§ REQUIREMENT:
Return the number of lines in which the word "icon" appears; add nothing else.

§ PROVIDED DATA:

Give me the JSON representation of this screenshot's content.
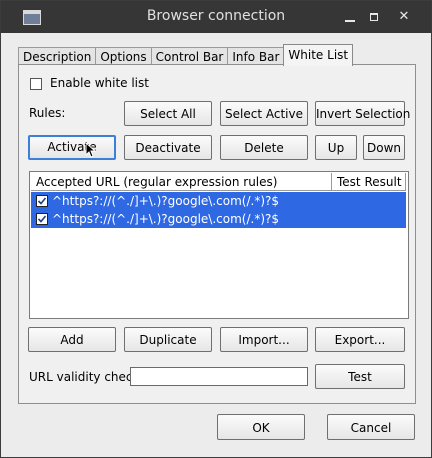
{
  "window": {
    "title": "Browser connection",
    "minimize_icon": "minimize-icon",
    "maximize_icon": "maximize-icon",
    "close_icon": "close-icon"
  },
  "tabs": [
    "Description",
    "Options",
    "Control Bar",
    "Info Bar",
    "White List"
  ],
  "active_tab": "White List",
  "enable_white_list": {
    "label": "Enable white list",
    "checked": false
  },
  "rules": {
    "label": "Rules:",
    "select_all": "Select All",
    "select_active": "Select Active",
    "invert_selection": "Invert Selection",
    "activate": "Activate",
    "deactivate": "Deactivate",
    "delete": "Delete",
    "up": "Up",
    "down": "Down"
  },
  "list": {
    "columns": [
      "Accepted URL (regular expression rules)",
      "Test Result"
    ],
    "rows": [
      {
        "checked": true,
        "url": "^https?://(^./]+\\.)?google\\.com(/.*)?$",
        "result": ""
      },
      {
        "checked": true,
        "url": "^https?://(^./]+\\.)?google\\.com(/.*)?$",
        "result": ""
      }
    ]
  },
  "actions": {
    "add": "Add",
    "duplicate": "Duplicate",
    "import": "Import...",
    "export": "Export..."
  },
  "url_check": {
    "label": "URL validity check",
    "value": "",
    "placeholder": "",
    "test": "Test"
  },
  "dialog": {
    "ok": "OK",
    "cancel": "Cancel"
  },
  "colors": {
    "selection": "#2f68e3",
    "focus": "#3a80d9",
    "titlebar": "#363636"
  }
}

§ EXERCISE OUTPUT:
3